- **DATA EXTRACT**

_ _ _ _

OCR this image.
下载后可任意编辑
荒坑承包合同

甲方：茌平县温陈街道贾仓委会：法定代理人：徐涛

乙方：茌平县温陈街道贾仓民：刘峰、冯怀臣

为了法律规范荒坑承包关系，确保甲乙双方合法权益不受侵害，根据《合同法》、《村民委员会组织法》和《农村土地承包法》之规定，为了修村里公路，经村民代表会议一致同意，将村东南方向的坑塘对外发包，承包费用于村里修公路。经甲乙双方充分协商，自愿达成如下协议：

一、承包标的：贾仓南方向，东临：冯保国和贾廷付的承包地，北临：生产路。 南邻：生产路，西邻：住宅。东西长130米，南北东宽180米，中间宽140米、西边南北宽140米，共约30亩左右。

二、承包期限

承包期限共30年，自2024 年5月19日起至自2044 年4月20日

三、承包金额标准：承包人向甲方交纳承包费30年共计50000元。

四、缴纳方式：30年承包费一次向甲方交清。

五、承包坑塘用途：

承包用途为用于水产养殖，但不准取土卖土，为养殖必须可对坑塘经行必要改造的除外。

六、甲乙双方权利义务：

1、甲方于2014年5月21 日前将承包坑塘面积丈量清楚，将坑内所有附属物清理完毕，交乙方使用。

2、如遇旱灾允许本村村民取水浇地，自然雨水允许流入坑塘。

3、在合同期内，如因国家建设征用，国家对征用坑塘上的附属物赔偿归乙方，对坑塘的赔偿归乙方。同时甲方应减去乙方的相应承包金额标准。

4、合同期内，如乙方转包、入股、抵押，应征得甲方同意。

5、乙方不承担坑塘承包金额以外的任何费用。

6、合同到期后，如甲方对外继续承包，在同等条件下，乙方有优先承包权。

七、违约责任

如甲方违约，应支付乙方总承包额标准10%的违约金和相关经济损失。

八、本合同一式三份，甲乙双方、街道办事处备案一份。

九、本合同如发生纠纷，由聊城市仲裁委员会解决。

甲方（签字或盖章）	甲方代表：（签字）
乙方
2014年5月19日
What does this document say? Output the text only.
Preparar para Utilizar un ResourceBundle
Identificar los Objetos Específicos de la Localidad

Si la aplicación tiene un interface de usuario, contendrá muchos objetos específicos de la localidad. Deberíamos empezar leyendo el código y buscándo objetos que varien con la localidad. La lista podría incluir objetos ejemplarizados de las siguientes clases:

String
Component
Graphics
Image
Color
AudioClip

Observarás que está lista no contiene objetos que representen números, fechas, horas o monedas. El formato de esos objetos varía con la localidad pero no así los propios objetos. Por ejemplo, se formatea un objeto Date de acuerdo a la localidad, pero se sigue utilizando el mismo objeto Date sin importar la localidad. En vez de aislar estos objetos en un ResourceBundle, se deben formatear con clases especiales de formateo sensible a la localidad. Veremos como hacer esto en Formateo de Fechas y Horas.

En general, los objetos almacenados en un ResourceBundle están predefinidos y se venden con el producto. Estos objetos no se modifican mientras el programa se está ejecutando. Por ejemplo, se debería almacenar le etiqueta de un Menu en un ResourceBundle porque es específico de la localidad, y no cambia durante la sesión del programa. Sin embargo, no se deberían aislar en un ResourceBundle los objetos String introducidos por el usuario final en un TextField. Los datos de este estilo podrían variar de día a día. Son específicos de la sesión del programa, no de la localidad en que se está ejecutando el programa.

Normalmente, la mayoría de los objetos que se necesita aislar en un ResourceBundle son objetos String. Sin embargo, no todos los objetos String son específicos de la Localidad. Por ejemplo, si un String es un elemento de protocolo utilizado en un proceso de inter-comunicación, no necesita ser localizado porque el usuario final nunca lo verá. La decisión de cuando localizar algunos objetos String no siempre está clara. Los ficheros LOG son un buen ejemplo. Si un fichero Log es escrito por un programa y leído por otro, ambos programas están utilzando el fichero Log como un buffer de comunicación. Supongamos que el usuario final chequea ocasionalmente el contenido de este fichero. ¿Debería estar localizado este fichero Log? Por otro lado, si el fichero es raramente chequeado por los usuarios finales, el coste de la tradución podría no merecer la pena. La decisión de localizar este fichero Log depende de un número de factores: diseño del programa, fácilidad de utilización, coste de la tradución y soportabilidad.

_ _ _ _

- **WORK TO DO**
Among the lines of the data above, determine how many contain the word "como". Report the number alone.

- **OUTPUT OF THE EXERCISE**
2